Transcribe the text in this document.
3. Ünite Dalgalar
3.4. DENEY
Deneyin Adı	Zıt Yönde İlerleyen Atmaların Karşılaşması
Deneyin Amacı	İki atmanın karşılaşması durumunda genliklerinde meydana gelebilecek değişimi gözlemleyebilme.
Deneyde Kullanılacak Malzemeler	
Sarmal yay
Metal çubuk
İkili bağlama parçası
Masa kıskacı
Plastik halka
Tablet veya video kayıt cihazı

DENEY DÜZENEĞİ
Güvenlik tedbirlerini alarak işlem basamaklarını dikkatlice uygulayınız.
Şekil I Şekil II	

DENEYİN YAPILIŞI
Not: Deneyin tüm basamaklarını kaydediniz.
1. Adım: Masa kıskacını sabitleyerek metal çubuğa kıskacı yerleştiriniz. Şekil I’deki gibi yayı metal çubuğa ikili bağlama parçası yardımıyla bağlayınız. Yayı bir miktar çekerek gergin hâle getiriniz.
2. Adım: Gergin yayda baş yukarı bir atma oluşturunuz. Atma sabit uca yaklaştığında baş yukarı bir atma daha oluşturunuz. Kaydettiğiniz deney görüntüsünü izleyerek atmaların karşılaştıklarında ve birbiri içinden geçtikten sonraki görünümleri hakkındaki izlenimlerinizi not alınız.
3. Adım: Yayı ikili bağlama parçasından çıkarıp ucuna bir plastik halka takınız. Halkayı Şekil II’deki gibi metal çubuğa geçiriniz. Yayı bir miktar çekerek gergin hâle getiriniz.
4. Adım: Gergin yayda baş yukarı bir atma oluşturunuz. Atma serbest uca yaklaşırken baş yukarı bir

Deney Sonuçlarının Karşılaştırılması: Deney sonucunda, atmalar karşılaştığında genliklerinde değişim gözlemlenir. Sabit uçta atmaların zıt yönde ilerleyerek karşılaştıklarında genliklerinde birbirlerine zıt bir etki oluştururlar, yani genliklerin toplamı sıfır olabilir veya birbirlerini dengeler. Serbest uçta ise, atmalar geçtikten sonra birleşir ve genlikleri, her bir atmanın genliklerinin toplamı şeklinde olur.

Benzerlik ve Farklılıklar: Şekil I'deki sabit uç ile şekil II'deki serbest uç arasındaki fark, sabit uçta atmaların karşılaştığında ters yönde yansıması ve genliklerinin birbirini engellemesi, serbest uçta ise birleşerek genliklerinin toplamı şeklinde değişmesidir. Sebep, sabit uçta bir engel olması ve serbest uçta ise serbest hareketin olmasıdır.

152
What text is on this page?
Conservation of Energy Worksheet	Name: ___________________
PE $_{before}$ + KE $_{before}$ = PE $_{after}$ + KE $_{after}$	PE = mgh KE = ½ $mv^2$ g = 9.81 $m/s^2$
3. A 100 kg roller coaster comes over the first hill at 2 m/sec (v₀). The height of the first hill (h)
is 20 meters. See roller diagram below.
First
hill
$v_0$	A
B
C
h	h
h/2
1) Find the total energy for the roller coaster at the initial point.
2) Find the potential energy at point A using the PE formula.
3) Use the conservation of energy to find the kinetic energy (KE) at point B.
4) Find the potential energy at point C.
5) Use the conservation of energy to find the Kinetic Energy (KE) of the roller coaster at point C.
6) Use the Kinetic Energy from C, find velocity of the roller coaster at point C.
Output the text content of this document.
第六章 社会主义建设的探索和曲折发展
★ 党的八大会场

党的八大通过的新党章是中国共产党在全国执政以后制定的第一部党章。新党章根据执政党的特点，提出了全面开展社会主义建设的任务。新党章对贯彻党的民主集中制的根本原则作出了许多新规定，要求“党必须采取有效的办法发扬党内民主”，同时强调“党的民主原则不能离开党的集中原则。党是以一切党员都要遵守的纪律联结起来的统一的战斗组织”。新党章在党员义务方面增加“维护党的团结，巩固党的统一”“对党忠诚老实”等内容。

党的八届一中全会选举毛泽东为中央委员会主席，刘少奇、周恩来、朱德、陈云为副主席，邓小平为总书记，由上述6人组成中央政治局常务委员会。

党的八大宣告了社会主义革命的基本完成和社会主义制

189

* * * * * * * * *

Brief =>
Using the material above, report each line where "yayda" occurs.

Answer in full =>
2. Adım: Gergin yayda baş yukarı bir atma oluşturunuz. Atma sabit uca yaklaştığında baş yukarı bir atma daha oluşturunuz. Kaydettiğiniz deney görüntüsünü izleyerek atmaların karşılaştıklarında ve birbiri içinden geçtikten sonraki görünümleri hakkındaki izlenimlerinizi not alınız.
4. Adım: Gergin yayda baş yukarı bir atma oluşturunuz. Atma serbest uca yaklaşırken baş yukarı bir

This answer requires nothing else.